→ TASK
Find each line holding "this" and copy it out.

RECORDED INFORMATION start

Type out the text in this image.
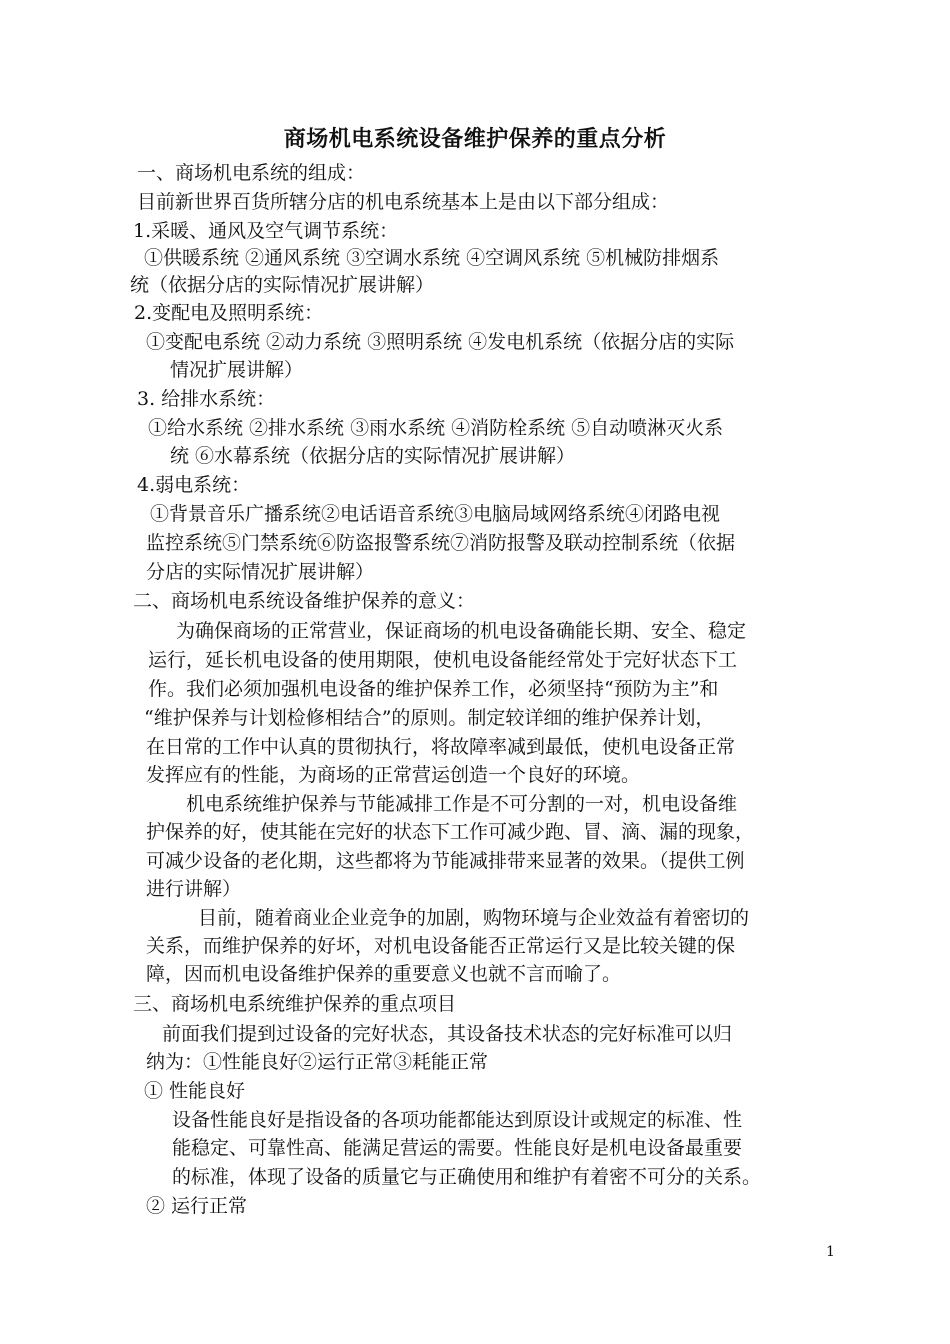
商场机电系统设备维护保养的重点分析
一、商场机电系统的组成：
目前新世界百货所辖分店的机电系统基本上是由以下部分组成：
1.采暖、通风及空气调节系统：
①供暖系统 ②通风系统 ③空调水系统 ④空调风系统 ⑤机械防排烟系
统（依据分店的实际情况扩展讲解）
2.变配电及照明系统：
①变配电系统 ②动力系统 ③照明系统 ④发电机系统（依据分店的实际
情况扩展讲解）
3. 给排水系统：
①给水系统 ②排水系统 ③雨水系统 ④消防栓系统 ⑤自动喷淋灭火系
统 ⑥水幕系统（依据分店的实际情况扩展讲解）
4.弱电系统：
①背景音乐广播系统②电话语音系统③电脑局域网络系统④闭路电视
监控系统⑤门禁系统⑥防盗报警系统⑦消防报警及联动控制系统（依据
分店的实际情况扩展讲解）
二、商场机电系统设备维护保养的意义：
为确保商场的正常营业，保证商场的机电设备确能长期、安全、稳定
运行，延长机电设备的使用期限，使机电设备能经常处于完好状态下工
作。我们必须加强机电设备的维护保养工作，必须坚持“预防为主”和
“维护保养与计划检修相结合”的原则。制定较详细的维护保养计划，
在日常的工作中认真的贯彻执行，将故障率减到最低，使机电设备正常
发挥应有的性能，为商场的正常营运创造一个良好的环境。
机电系统维护保养与节能减排工作是不可分割的一对，机电设备维
护保养的好，使其能在完好的状态下工作可减少跑、冒、滴、漏的现象，
可减少设备的老化期，这些都将为节能减排带来显著的效果。（提供工例
进行讲解）
目前，随着商业企业竞争的加剧，购物环境与企业效益有着密切的
关系，而维护保养的好坏，对机电设备能否正常运行又是比较关键的保
障，因而机电设备维护保养的重要意义也就不言而喻了。
三、商场机电系统维护保养的重点项目
前面我们提到过设备的完好状态，其设备技术状态的完好标准可以归
纳为：①性能良好②运行正常③耗能正常
① 性能良好
设备性能良好是指设备的各项功能都能达到原设计或规定的标准、性
能稳定、可靠性高、能满足营运的需要。性能良好是机电设备最重要
的标准，体现了设备的质量它与正确使用和维护有着密不可分的关系。
② 运行正常
1
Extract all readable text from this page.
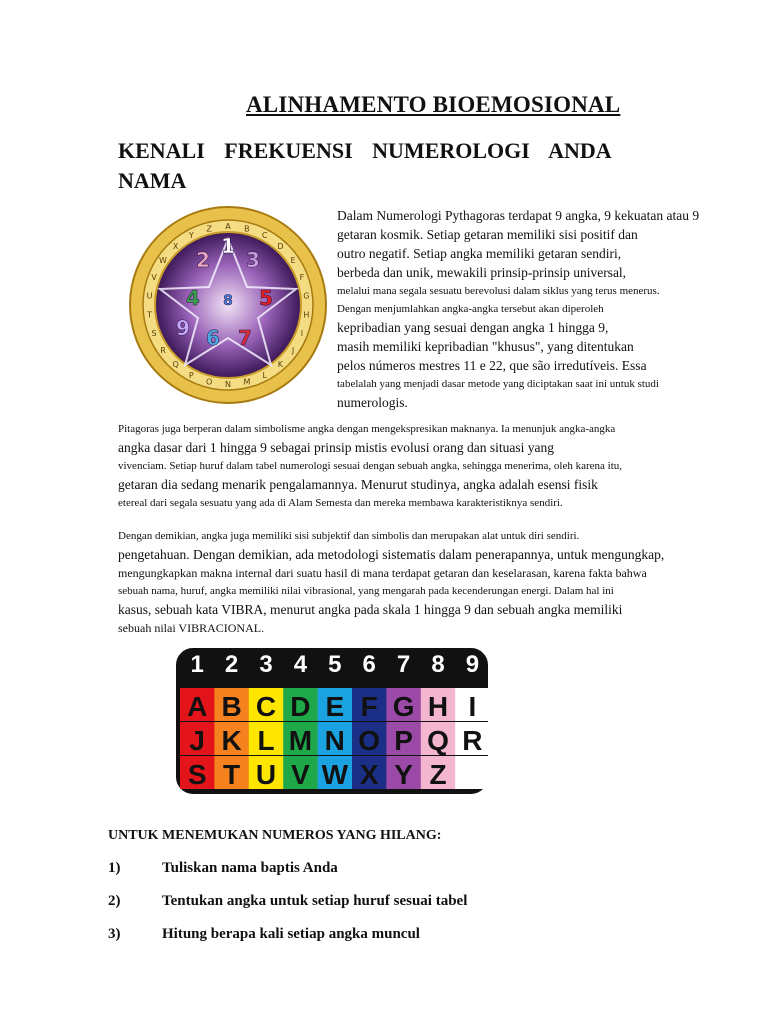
ALINHAMENTO BIOEMOSIONAL
KENALI FREKUENSI NUMEROLOGI ANDA
NAMA
A B
C
D
E
F
G
H
I
J
K
L
M
N
O
P
Q
R
S
T
U
V
W
X
Y
Z
1
2 3
4	5
6 7
8
9
Dalam Numerologi Pythagoras terdapat 9 angka, 9 kekuatan atau 9
getaran kosmik. Setiap getaran memiliki sisi positif dan
outro negatif. Setiap angka memiliki getaran sendiri,
berbeda dan unik, mewakili prinsip-prinsip universal,
melalui mana segala sesuatu berevolusi dalam siklus yang terus menerus.
Dengan menjumlahkan angka-angka tersebut akan diperoleh
kepribadian yang sesuai dengan angka 1 hingga 9,
masih memiliki kepribadian "khusus", yang ditentukan
pelos números mestres 11 e 22, que são irredutíveis. Essa
tabelalah yang menjadi dasar metode yang diciptakan saat ini untuk studi
numerologis.
Pitagoras juga berperan dalam simbolisme angka dengan mengekspresikan maknanya. Ia menunjuk angka-angka
angka dasar dari 1 hingga 9 sebagai prinsip mistis evolusi orang dan situasi yang
vivenciam. Setiap huruf dalam tabel numerologi sesuai dengan sebuah angka, sehingga menerima, oleh karena itu,
getaran dia sedang menarik pengalamannya. Menurut studinya, angka adalah esensi fisik
etereal dari segala sesuatu yang ada di Alam Semesta dan mereka membawa karakteristiknya sendiri.
Dengan demikian, angka juga memiliki sisi subjektif dan simbolis dan merupakan alat untuk diri sendiri.
pengetahuan. Dengan demikian, ada metodologi sistematis dalam penerapannya, untuk mengungkap,
mengungkapkan makna internal dari suatu hasil di mana terdapat getaran dan keselarasan, karena fakta bahwa
sebuah nama, huruf, angka memiliki nilai vibrasional, yang mengarah pada kecenderungan energi. Dalam hal ini
kasus, sebuah kata VIBRA, menurut angka pada skala 1 hingga 9 dan sebuah angka memiliki
sebuah nilai VIBRACIONAL.
1 2 3 4 5 6 7 8 9
A B C D E F G H I
J K L M N O P Q R
S T U V W X Y Z
UNTUK MENEMUKAN NUMEROS YANG HILANG:
1)	Tuliskan nama baptis Anda
2)	Tentukan angka untuk setiap huruf sesuai tabel
3)	Hitung berapa kali setiap angka muncul
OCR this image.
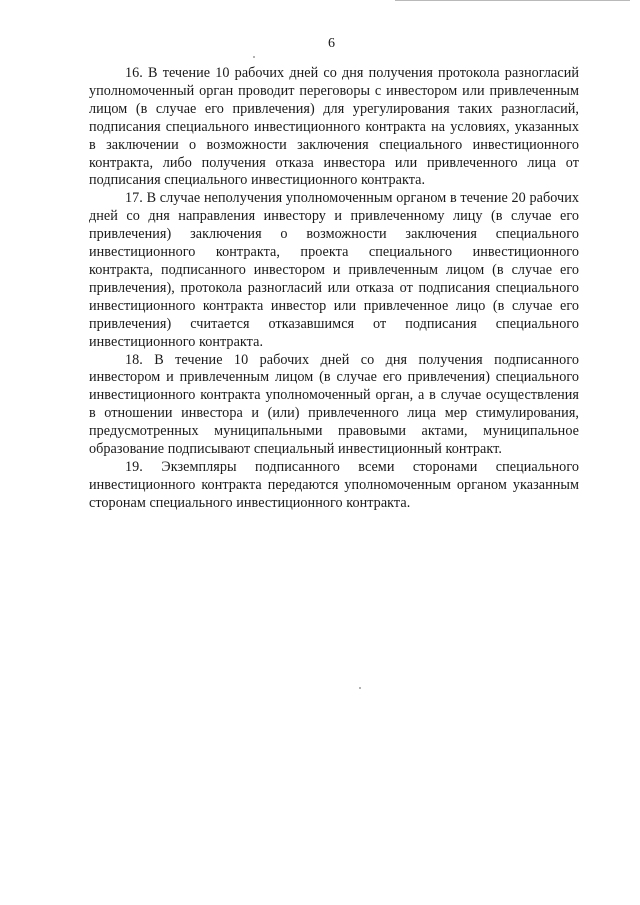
6

16. В течение 10 рабочих дней со дня получения протокола разногласий уполномоченный орган проводит переговоры с инвестором или привлеченным лицом (в случае его привлечения) для урегулирования таких разногласий, подписания специального инвестиционного контракта на условиях, указанных в заключении о возможности заключения специального инвестиционного контракта, либо получения отказа инвестора или привлеченного лица от подписания специального инвестиционного контракта.

17. В случае неполучения уполномоченным органом в течение 20 рабочих дней со дня направления инвестору и привлеченному лицу (в случае его привлечения) заключения о возможности заключения специального инвестиционного контракта, проекта специального инвестиционного контракта, подписанного инвестором и привлеченным лицом (в случае его привлечения), протокола разногласий или отказа от подписания специального инвестиционного контракта инвестор или привлеченное лицо (в случае его привлечения) считается отказавшимся от подписания специального инвестиционного контракта.

18. В течение 10 рабочих дней со дня получения подписанного инвестором и привлеченным лицом (в случае его привлечения) специального инвестиционного контракта уполномоченный орган, а в случае осуществления в отношении инвестора и (или) привлеченного лица мер стимулирования, предусмотренных муниципальными правовыми актами, муниципальное образование подписывают специальный инвестиционный контракт.

19. Экземпляры подписанного всеми сторонами специального инвестиционного контракта передаются уполномоченным органом указанным сторонам специального инвестиционного контракта.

RECORDED INFORMATION end

→ WRITTEN ANSWER
Type out the text in this image.
Extract all readable text from this page.
OCR this image.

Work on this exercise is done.